■ **EXERCISE DETAILS**
Reproduce the records below exactly, leaving out any pictures.

■ **MATERIAL FOR THIS TASK**
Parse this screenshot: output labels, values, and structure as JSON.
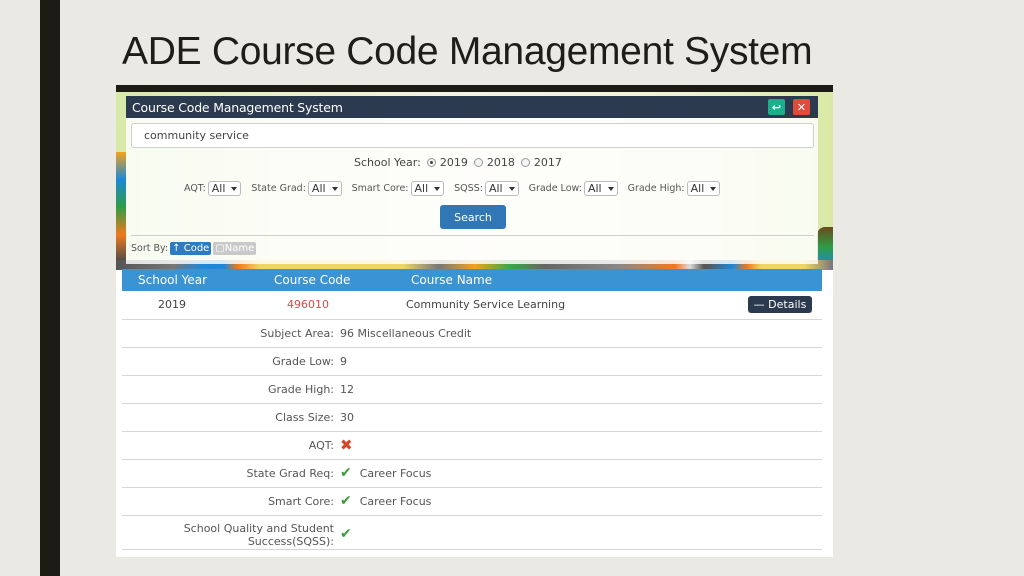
{
  "slide": {
    "title": "ADE Course Code Management System"
  },
  "app": {
    "title": "Course Code Management System",
    "header_buttons": {
      "back_icon": "back-arrow-icon",
      "close_icon": "close-icon",
      "close_glyph": "✕",
      "back_glyph": "↩"
    },
    "colors": {
      "header": "#2b3a4f",
      "accent": "#3a93d3",
      "code": "#d84a4a",
      "check": "#3b9a3b",
      "cross": "#d4472a"
    }
  },
  "search": {
    "value": "community service",
    "button_label": "Search"
  },
  "school_year": {
    "label": "School Year:",
    "options": [
      {
        "label": "2019",
        "selected": true
      },
      {
        "label": "2018",
        "selected": false
      },
      {
        "label": "2017",
        "selected": false
      }
    ]
  },
  "filters": [
    {
      "label": "AQT:",
      "value": "All"
    },
    {
      "label": "State Grad:",
      "value": "All"
    },
    {
      "label": "Smart Core:",
      "value": "All"
    },
    {
      "label": "SQSS:",
      "value": "All"
    },
    {
      "label": "Grade Low:",
      "value": "All"
    },
    {
      "label": "Grade High:",
      "value": "All"
    }
  ],
  "sort": {
    "label": "Sort By:",
    "options": [
      {
        "label": "↑ Code",
        "active": true
      },
      {
        "label": "▢Name",
        "active": false
      }
    ]
  },
  "results": {
    "columns": [
      "School Year",
      "Course Code",
      "Course Name"
    ],
    "rows": [
      {
        "school_year": "2019",
        "course_code": "496010",
        "course_name": "Community Service Learning",
        "details_label": "— Details"
      }
    ],
    "details": [
      {
        "label": "Subject Area:",
        "value": "96 Miscellaneous Credit",
        "icon": ""
      },
      {
        "label": "Grade Low:",
        "value": "9",
        "icon": ""
      },
      {
        "label": "Grade High:",
        "value": "12",
        "icon": ""
      },
      {
        "label": "Class Size:",
        "value": "30",
        "icon": ""
      },
      {
        "label": "AQT:",
        "value": "",
        "icon": "x-mark-icon"
      },
      {
        "label": "State Grad Req:",
        "value": "Career Focus",
        "icon": "check-icon"
      },
      {
        "label": "Smart Core:",
        "value": "Career Focus",
        "icon": "check-icon"
      },
      {
        "label": "School Quality and Student",
        "label2": "Success(SQSS):",
        "value": "",
        "icon": "check-icon"
      }
    ]
  }
}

■ **RESULT OF THIS EXERCISE**
Parse this screenshot: output labels, values, and structure as JSON.
{
  "slide": {
    "title": "ADE Course Code Management System"
  },
  "app": {
    "title": "Course Code Management System",
    "header_buttons": {
      "back_icon": "back-arrow-icon",
      "close_icon": "close-icon",
      "close_glyph": "✕",
      "back_glyph": "↩"
    },
    "colors": {
      "header": "#2b3a4f",
      "accent": "#3a93d3",
      "code": "#d84a4a",
      "check": "#3b9a3b",
      "cross": "#d4472a"
    }
  },
  "search": {
    "value": "community service",
    "button_label": "Search"
  },
  "school_year": {
    "label": "School Year:",
    "options": [
      {
        "label": "2019",
        "selected": true
      },
      {
        "label": "2018",
        "selected": false
      },
      {
        "label": "2017",
        "selected": false
      }
    ]
  },
  "filters": [
    {
      "label": "AQT:",
      "value": "All"
    },
    {
      "label": "State Grad:",
      "value": "All"
    },
    {
      "label": "Smart Core:",
      "value": "All"
    },
    {
      "label": "SQSS:",
      "value": "All"
    },
    {
      "label": "Grade Low:",
      "value": "All"
    },
    {
      "label": "Grade High:",
      "value": "All"
    }
  ],
  "sort": {
    "label": "Sort By:",
    "options": [
      {
        "label": "↑ Code",
        "active": true
      },
      {
        "label": "▢Name",
        "active": false
      }
    ]
  },
  "results": {
    "columns": [
      "School Year",
      "Course Code",
      "Course Name"
    ],
    "rows": [
      {
        "school_year": "2019",
        "course_code": "496010",
        "course_name": "Community Service Learning",
        "details_label": "— Details"
      }
    ],
    "details": [
      {
        "label": "Subject Area:",
        "value": "96 Miscellaneous Credit",
        "icon": ""
      },
      {
        "label": "Grade Low:",
        "value": "9",
        "icon": ""
      },
      {
        "label": "Grade High:",
        "value": "12",
        "icon": ""
      },
      {
        "label": "Class Size:",
        "value": "30",
        "icon": ""
      },
      {
        "label": "AQT:",
        "value": "",
        "icon": "x-mark-icon"
      },
      {
        "label": "State Grad Req:",
        "value": "Career Focus",
        "icon": "check-icon"
      },
      {
        "label": "Smart Core:",
        "value": "Career Focus",
        "icon": "check-icon"
      },
      {
        "label": "School Quality and Student",
        "label2": "Success(SQSS):",
        "value": "",
        "icon": "check-icon"
      }
    ]
  }
}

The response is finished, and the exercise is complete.